Work to do — Check every line of the entries for "frac", and copy the lines that hold it.

Data —

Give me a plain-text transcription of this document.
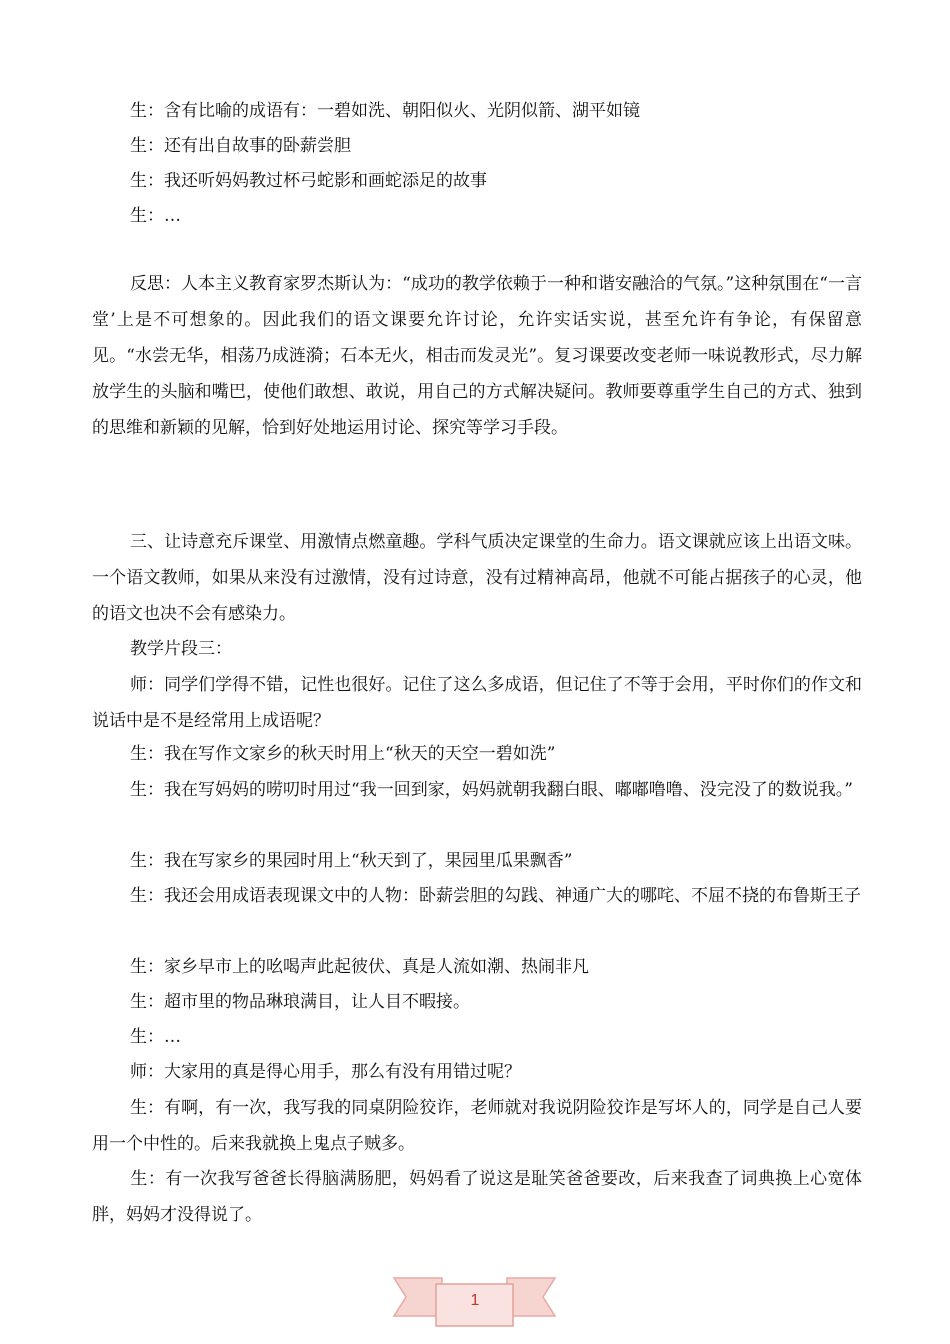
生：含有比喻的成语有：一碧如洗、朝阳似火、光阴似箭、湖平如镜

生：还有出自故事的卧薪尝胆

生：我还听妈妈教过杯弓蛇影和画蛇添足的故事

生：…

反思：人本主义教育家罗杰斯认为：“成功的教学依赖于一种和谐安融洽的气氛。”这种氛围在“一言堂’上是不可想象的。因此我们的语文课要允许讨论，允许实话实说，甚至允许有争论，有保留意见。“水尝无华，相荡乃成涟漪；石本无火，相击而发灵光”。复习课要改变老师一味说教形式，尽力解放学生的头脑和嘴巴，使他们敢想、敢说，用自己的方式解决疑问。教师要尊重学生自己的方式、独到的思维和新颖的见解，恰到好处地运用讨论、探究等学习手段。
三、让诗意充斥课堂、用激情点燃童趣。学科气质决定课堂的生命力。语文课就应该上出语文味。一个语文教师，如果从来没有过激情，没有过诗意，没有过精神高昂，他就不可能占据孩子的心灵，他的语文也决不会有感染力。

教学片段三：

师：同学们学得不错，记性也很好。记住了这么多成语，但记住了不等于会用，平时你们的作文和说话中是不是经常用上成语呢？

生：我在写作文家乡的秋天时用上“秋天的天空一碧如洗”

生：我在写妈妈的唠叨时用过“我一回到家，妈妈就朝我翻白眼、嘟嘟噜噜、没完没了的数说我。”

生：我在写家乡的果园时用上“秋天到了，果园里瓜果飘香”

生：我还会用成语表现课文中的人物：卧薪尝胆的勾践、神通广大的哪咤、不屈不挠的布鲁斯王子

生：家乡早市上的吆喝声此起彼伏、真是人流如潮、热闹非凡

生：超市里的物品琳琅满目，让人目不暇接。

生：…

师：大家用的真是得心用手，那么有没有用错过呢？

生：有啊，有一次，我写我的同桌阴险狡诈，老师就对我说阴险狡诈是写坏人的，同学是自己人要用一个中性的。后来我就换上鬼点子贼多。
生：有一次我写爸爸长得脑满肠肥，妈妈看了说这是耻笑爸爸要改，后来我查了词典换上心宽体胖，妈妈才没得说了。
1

--

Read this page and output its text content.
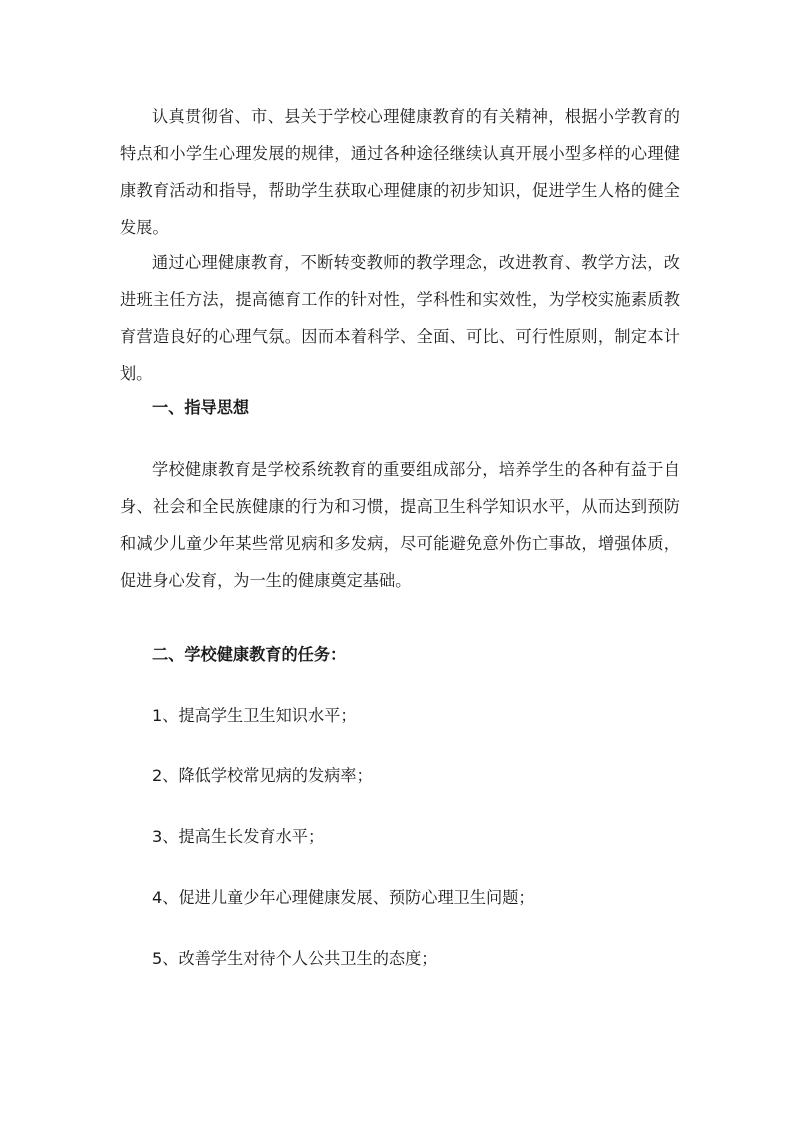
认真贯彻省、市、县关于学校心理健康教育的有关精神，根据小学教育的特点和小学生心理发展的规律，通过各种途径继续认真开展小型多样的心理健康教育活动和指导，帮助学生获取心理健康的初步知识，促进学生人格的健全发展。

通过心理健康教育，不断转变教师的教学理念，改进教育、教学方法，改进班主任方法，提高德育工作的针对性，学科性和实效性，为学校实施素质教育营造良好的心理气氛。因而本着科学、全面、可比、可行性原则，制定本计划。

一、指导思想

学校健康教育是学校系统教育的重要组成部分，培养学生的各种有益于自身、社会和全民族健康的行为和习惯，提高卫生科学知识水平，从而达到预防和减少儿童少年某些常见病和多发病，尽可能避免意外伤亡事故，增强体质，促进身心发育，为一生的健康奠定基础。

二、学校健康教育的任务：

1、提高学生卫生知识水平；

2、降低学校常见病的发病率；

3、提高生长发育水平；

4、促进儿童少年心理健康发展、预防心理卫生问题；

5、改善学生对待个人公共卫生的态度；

---

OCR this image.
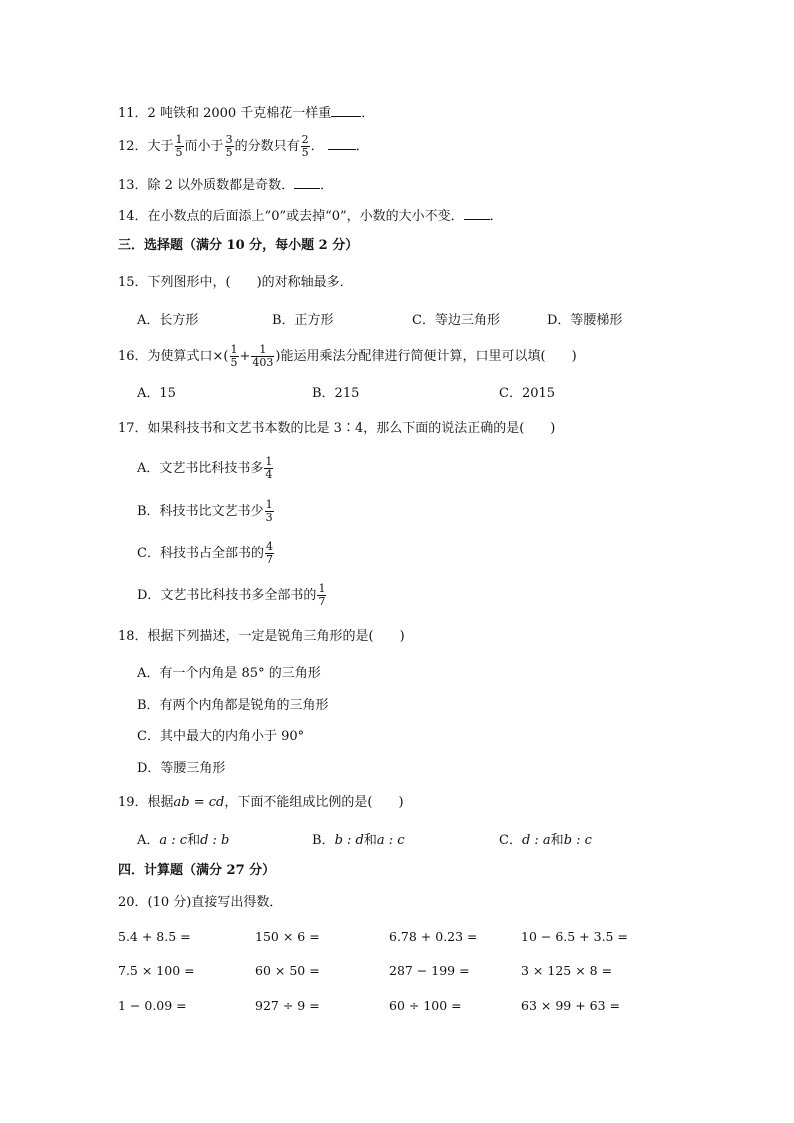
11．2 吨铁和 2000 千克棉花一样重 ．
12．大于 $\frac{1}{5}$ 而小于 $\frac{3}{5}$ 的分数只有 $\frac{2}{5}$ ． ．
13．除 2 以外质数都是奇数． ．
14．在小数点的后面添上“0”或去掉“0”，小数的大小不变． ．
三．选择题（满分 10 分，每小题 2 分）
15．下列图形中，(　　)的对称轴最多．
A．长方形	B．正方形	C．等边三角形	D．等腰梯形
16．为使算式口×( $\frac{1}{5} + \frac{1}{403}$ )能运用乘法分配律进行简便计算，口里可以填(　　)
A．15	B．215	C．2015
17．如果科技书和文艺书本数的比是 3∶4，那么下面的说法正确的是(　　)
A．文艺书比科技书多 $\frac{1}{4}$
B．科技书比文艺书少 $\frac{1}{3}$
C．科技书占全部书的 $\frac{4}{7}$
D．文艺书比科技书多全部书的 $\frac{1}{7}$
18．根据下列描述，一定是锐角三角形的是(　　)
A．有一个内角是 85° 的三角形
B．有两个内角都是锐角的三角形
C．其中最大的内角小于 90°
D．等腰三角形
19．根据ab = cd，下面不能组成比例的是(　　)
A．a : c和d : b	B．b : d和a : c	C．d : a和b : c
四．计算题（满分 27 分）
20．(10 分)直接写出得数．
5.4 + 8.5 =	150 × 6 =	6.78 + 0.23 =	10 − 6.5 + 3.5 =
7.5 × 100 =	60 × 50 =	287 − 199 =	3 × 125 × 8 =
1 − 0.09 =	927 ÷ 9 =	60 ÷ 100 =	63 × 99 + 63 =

The answer —
12．大于 $\frac{1}{5}$ 而小于 $\frac{3}{5}$ 的分数只有 $\frac{2}{5}$ ． ．
16．为使算式口×( $\frac{1}{5} + \frac{1}{403}$ )能运用乘法分配律进行简便计算，口里可以填(　　)
A．文艺书比科技书多 $\frac{1}{4}$
B．科技书比文艺书少 $\frac{1}{3}$
C．科技书占全部书的 $\frac{4}{7}$
D．文艺书比科技书多全部书的 $\frac{1}{7}$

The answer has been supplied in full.